What is being asked:
Write out all entries word for word.

(Records excerpted from a collection)
□ □ □ □

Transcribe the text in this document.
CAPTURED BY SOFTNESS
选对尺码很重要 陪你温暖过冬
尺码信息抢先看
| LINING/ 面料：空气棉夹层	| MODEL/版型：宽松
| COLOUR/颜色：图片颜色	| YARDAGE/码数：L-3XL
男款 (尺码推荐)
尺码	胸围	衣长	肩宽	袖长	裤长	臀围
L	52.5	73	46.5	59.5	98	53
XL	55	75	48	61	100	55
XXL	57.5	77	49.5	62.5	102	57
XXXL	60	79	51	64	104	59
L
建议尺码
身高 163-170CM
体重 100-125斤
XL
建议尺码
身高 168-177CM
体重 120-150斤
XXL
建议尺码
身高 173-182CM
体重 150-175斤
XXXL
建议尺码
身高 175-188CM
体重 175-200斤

□ □ □ □

Reply to the exercise:
Transcribe the text in this document.
CAPTURED BY SOFTNESS
选对尺码很重要 陪你温暖过冬
尺码信息抢先看
| LINING/ 面料：空气棉夹层	| MODEL/版型：宽松
| COLOUR/颜色：图片颜色	| YARDAGE/码数：L-3XL
男款 (尺码推荐)
尺码	胸围	衣长	肩宽	袖长	裤长	臀围
L	52.5	73	46.5	59.5	98	53
XL	55	75	48	61	100	55
XXL	57.5	77	49.5	62.5	102	57
XXXL	60	79	51	64	104	59
L
建议尺码
身高 163-170CM
体重 100-125斤
XL
建议尺码
身高 168-177CM
体重 120-150斤
XXL
建议尺码
身高 173-182CM
体重 150-175斤
XXXL
建议尺码
身高 175-188CM
体重 175-200斤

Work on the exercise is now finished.